Supplied information:

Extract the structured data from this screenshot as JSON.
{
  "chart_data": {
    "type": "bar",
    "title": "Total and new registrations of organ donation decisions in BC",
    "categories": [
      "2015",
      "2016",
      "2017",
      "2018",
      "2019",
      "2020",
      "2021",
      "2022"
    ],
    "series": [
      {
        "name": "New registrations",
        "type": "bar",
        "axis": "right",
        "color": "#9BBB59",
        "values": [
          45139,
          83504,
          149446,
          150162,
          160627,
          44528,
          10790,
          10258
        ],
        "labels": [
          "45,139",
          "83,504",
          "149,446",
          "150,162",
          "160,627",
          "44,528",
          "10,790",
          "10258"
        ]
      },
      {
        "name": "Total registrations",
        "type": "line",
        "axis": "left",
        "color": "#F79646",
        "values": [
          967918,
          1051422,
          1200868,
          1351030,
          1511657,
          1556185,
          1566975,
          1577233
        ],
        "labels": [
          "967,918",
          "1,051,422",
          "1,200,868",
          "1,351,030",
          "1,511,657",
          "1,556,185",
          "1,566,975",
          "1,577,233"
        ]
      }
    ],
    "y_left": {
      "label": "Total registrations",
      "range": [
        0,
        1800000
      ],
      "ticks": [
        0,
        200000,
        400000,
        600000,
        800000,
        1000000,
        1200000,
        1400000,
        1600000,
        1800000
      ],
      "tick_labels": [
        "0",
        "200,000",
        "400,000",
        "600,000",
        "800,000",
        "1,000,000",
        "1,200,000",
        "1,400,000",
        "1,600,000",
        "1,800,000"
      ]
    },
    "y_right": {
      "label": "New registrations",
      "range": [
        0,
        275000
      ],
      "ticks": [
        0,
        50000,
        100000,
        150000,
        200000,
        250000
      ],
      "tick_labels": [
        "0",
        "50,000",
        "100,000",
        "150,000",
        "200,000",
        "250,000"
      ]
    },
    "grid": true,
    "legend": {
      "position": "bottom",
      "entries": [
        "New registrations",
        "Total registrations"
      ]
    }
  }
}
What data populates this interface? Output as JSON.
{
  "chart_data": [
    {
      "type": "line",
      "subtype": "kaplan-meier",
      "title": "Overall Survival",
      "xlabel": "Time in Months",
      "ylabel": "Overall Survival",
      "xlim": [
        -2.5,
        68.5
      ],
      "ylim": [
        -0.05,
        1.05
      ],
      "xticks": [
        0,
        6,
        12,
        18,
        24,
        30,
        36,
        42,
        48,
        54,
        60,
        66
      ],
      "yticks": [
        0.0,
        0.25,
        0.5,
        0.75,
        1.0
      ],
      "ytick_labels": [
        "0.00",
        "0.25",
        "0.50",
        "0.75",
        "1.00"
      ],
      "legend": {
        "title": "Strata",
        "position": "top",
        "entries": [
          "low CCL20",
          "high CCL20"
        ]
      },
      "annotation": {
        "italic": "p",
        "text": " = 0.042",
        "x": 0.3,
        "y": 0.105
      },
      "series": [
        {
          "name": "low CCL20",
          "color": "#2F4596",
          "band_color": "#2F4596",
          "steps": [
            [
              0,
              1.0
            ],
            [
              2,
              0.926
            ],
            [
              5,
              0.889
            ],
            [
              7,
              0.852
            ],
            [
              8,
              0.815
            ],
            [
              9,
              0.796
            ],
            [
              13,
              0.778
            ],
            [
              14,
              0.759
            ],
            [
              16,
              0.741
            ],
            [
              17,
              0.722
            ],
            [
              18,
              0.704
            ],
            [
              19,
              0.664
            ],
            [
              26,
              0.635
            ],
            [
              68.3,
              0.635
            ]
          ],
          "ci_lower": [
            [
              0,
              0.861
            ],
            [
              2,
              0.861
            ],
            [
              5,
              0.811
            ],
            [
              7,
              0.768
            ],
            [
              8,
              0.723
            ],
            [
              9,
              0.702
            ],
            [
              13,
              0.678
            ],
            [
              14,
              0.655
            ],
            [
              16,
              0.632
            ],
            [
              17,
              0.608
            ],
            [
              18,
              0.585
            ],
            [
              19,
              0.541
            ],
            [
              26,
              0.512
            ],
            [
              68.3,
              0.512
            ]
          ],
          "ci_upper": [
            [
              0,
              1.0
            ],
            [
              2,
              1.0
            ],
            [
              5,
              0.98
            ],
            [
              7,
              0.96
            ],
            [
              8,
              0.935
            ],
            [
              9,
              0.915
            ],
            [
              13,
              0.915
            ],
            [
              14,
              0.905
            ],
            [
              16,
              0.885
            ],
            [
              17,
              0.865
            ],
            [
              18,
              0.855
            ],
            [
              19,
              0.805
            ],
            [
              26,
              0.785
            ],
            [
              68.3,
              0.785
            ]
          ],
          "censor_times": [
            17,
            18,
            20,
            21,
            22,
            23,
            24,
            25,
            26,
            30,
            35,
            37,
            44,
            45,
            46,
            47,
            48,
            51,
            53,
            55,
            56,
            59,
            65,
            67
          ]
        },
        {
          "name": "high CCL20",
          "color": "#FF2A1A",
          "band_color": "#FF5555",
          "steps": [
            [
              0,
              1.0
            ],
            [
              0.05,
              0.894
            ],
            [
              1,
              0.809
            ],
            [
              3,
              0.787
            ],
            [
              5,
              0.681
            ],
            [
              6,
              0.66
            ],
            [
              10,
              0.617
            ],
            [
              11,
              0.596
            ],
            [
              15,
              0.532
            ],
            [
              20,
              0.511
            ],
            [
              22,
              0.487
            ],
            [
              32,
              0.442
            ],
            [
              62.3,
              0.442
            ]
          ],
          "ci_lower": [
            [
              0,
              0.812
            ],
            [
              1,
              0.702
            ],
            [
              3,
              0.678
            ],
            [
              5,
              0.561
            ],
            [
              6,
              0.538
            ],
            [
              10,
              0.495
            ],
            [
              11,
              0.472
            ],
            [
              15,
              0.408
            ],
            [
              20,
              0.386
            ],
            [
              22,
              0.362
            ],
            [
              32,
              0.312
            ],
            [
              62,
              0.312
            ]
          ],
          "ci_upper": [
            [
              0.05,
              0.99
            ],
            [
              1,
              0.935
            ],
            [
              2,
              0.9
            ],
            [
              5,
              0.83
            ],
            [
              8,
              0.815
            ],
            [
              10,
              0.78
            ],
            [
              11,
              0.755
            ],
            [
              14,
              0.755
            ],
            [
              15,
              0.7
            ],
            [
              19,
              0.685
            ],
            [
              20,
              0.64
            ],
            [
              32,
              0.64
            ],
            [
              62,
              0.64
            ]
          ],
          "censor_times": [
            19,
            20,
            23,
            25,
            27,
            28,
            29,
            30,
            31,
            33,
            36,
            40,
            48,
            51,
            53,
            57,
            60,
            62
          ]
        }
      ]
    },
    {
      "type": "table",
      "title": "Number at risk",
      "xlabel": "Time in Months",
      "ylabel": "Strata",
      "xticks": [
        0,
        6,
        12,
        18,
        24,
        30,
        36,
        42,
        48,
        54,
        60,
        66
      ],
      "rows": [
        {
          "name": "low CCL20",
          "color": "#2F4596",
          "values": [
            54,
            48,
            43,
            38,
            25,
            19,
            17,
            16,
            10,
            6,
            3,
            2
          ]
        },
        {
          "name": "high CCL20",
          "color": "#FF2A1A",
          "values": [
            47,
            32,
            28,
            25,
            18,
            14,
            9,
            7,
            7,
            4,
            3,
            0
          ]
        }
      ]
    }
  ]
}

Work to complete:
Write out the full set of records exactly as given.

Response for this exercise:
Extract the structured data from this screenshot as JSON.
{
  "chart_data": {
    "type": "bar",
    "title": "Total and new registrations of organ donation decisions in BC",
    "categories": [
      "2015",
      "2016",
      "2017",
      "2018",
      "2019",
      "2020",
      "2021",
      "2022"
    ],
    "series": [
      {
        "name": "New registrations",
        "type": "bar",
        "axis": "right",
        "color": "#9BBB59",
        "values": [
          45139,
          83504,
          149446,
          150162,
          160627,
          44528,
          10790,
          10258
        ],
        "labels": [
          "45,139",
          "83,504",
          "149,446",
          "150,162",
          "160,627",
          "44,528",
          "10,790",
          "10258"
        ]
      },
      {
        "name": "Total registrations",
        "type": "line",
        "axis": "left",
        "color": "#F79646",
        "values": [
          967918,
          1051422,
          1200868,
          1351030,
          1511657,
          1556185,
          1566975,
          1577233
        ],
        "labels": [
          "967,918",
          "1,051,422",
          "1,200,868",
          "1,351,030",
          "1,511,657",
          "1,556,185",
          "1,566,975",
          "1,577,233"
        ]
      }
    ],
    "y_left": {
      "label": "Total registrations",
      "range": [
        0,
        1800000
      ],
      "ticks": [
        0,
        200000,
        400000,
        600000,
        800000,
        1000000,
        1200000,
        1400000,
        1600000,
        1800000
      ],
      "tick_labels": [
        "0",
        "200,000",
        "400,000",
        "600,000",
        "800,000",
        "1,000,000",
        "1,200,000",
        "1,400,000",
        "1,600,000",
        "1,800,000"
      ]
    },
    "y_right": {
      "label": "New registrations",
      "range": [
        0,
        275000
      ],
      "ticks": [
        0,
        50000,
        100000,
        150000,
        200000,
        250000
      ],
      "tick_labels": [
        "0",
        "50,000",
        "100,000",
        "150,000",
        "200,000",
        "250,000"
      ]
    },
    "grid": true,
    "legend": {
      "position": "bottom",
      "entries": [
        "New registrations",
        "Total registrations"
      ]
    }
  }
}
What data populates this interface? Output as JSON.
{
  "chart_data": [
    {
      "type": "line",
      "subtype": "kaplan-meier",
      "title": "Overall Survival",
      "xlabel": "Time in Months",
      "ylabel": "Overall Survival",
      "xlim": [
        -2.5,
        68.5
      ],
      "ylim": [
        -0.05,
        1.05
      ],
      "xticks": [
        0,
        6,
        12,
        18,
        24,
        30,
        36,
        42,
        48,
        54,
        60,
        66
      ],
      "yticks": [
        0.0,
        0.25,
        0.5,
        0.75,
        1.0
      ],
      "ytick_labels": [
        "0.00",
        "0.25",
        "0.50",
        "0.75",
        "1.00"
      ],
      "legend": {
        "title": "Strata",
        "position": "top",
        "entries": [
          "low CCL20",
          "high CCL20"
        ]
      },
      "annotation": {
        "italic": "p",
        "text": " = 0.042",
        "x": 0.3,
        "y": 0.105
      },
      "series": [
        {
          "name": "low CCL20",
          "color": "#2F4596",
          "band_color": "#2F4596",
          "steps": [
            [
              0,
              1.0
            ],
            [
              2,
              0.926
            ],
            [
              5,
              0.889
            ],
            [
              7,
              0.852
            ],
            [
              8,
              0.815
            ],
            [
              9,
              0.796
            ],
            [
              13,
              0.778
            ],
            [
              14,
              0.759
            ],
            [
              16,
              0.741
            ],
            [
              17,
              0.722
            ],
            [
              18,
              0.704
            ],
            [
              19,
              0.664
            ],
            [
              26,
              0.635
            ],
            [
              68.3,
              0.635
            ]
          ],
          "ci_lower": [
            [
              0,
              0.861
            ],
            [
              2,
              0.861
            ],
            [
              5,
              0.811
            ],
            [
              7,
              0.768
            ],
            [
              8,
              0.723
            ],
            [
              9,
              0.702
            ],
            [
              13,
              0.678
            ],
            [
              14,
              0.655
            ],
            [
              16,
              0.632
            ],
            [
              17,
              0.608
            ],
            [
              18,
              0.585
            ],
            [
              19,
              0.541
            ],
            [
              26,
              0.512
            ],
            [
              68.3,
              0.512
            ]
          ],
          "ci_upper": [
            [
              0,
              1.0
            ],
            [
              2,
              1.0
            ],
            [
              5,
              0.98
            ],
            [
              7,
              0.96
            ],
            [
              8,
              0.935
            ],
            [
              9,
              0.915
            ],
            [
              13,
              0.915
            ],
            [
              14,
              0.905
            ],
            [
              16,
              0.885
            ],
            [
              17,
              0.865
            ],
            [
              18,
              0.855
            ],
            [
              19,
              0.805
            ],
            [
              26,
              0.785
            ],
            [
              68.3,
              0.785
            ]
          ],
          "censor_times": [
            17,
            18,
            20,
            21,
            22,
            23,
            24,
            25,
            26,
            30,
            35,
            37,
            44,
            45,
            46,
            47,
            48,
            51,
            53,
            55,
            56,
            59,
            65,
            67
          ]
        },
        {
          "name": "high CCL20",
          "color": "#FF2A1A",
          "band_color": "#FF5555",
          "steps": [
            [
              0,
              1.0
            ],
            [
              0.05,
              0.894
            ],
            [
              1,
              0.809
            ],
            [
              3,
              0.787
            ],
            [
              5,
              0.681
            ],
            [
              6,
              0.66
            ],
            [
              10,
              0.617
            ],
            [
              11,
              0.596
            ],
            [
              15,
              0.532
            ],
            [
              20,
              0.511
            ],
            [
              22,
              0.487
            ],
            [
              32,
              0.442
            ],
            [
              62.3,
              0.442
            ]
          ],
          "ci_lower": [
            [
              0,
              0.812
            ],
            [
              1,
              0.702
            ],
            [
              3,
              0.678
            ],
            [
              5,
              0.561
            ],
            [
              6,
              0.538
            ],
            [
              10,
              0.495
            ],
            [
              11,
              0.472
            ],
            [
              15,
              0.408
            ],
            [
              20,
              0.386
            ],
            [
              22,
              0.362
            ],
            [
              32,
              0.312
            ],
            [
              62,
              0.312
            ]
          ],
          "ci_upper": [
            [
              0.05,
              0.99
            ],
            [
              1,
              0.935
            ],
            [
              2,
              0.9
            ],
            [
              5,
              0.83
            ],
            [
              8,
              0.815
            ],
            [
              10,
              0.78
            ],
            [
              11,
              0.755
            ],
            [
              14,
              0.755
            ],
            [
              15,
              0.7
            ],
            [
              19,
              0.685
            ],
            [
              20,
              0.64
            ],
            [
              32,
              0.64
            ],
            [
              62,
              0.64
            ]
          ],
          "censor_times": [
            19,
            20,
            23,
            25,
            27,
            28,
            29,
            30,
            31,
            33,
            36,
            40,
            48,
            51,
            53,
            57,
            60,
            62
          ]
        }
      ]
    },
    {
      "type": "table",
      "title": "Number at risk",
      "xlabel": "Time in Months",
      "ylabel": "Strata",
      "xticks": [
        0,
        6,
        12,
        18,
        24,
        30,
        36,
        42,
        48,
        54,
        60,
        66
      ],
      "rows": [
        {
          "name": "low CCL20",
          "color": "#2F4596",
          "values": [
            54,
            48,
            43,
            38,
            25,
            19,
            17,
            16,
            10,
            6,
            3,
            2
          ]
        },
        {
          "name": "high CCL20",
          "color": "#FF2A1A",
          "values": [
            47,
            32,
            28,
            25,
            18,
            14,
            9,
            7,
            7,
            4,
            3,
            0
          ]
        }
      ]
    }
  ]
}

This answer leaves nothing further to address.